● **What you need to do**
Each line below that contains "color" counts once; report the total and nothing more.

● **Data listing**
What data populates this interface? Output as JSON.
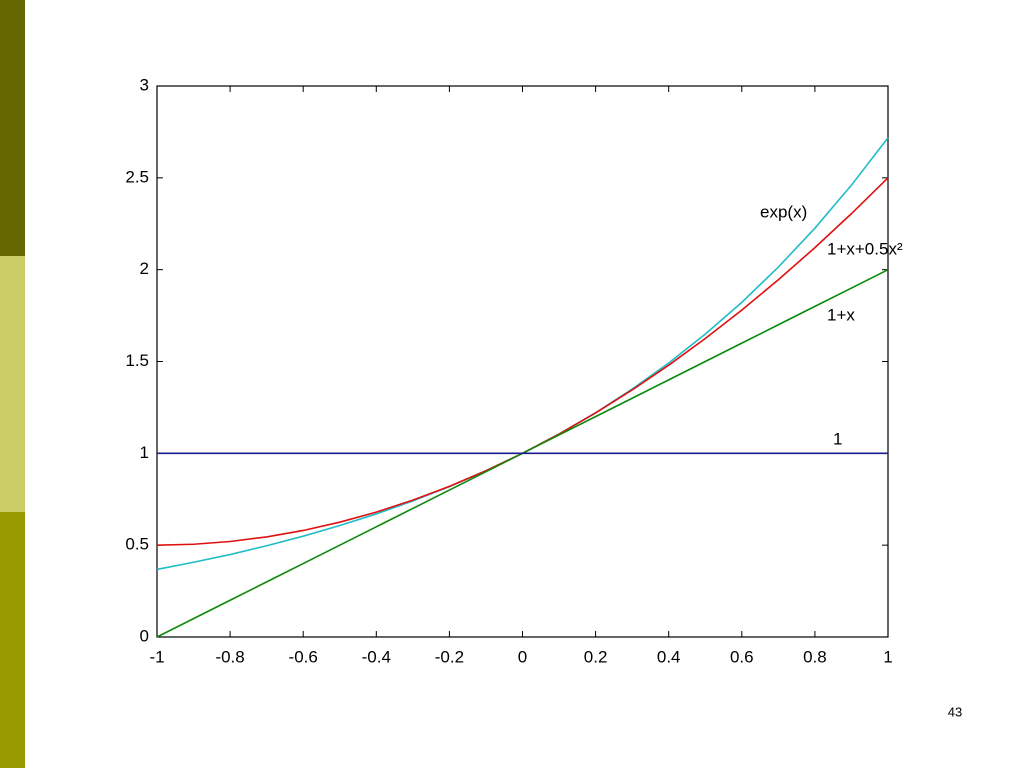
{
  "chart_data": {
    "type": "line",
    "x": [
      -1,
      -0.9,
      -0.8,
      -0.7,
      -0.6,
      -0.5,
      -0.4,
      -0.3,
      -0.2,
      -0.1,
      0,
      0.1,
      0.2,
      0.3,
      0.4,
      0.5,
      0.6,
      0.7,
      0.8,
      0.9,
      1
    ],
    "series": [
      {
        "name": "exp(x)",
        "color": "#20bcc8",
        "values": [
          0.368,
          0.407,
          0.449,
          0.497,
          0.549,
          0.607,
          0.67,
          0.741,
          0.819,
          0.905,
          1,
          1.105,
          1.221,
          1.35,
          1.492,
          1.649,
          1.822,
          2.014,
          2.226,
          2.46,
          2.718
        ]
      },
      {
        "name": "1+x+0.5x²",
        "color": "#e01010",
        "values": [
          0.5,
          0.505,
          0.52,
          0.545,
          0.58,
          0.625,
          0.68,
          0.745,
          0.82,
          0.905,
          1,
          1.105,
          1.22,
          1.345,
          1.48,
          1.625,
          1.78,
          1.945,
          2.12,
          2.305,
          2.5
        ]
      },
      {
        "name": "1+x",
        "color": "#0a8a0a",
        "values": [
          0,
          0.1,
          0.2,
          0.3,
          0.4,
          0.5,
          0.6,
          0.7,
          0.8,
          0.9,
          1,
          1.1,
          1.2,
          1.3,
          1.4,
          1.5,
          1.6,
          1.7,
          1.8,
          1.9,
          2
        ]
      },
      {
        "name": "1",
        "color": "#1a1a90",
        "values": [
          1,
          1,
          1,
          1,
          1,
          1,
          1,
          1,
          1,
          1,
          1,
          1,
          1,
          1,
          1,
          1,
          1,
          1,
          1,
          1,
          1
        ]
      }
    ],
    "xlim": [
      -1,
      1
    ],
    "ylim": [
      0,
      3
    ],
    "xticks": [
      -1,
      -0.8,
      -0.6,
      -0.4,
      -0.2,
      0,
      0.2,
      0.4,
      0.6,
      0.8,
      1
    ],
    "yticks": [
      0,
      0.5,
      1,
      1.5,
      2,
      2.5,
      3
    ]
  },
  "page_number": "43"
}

● **Reply**
4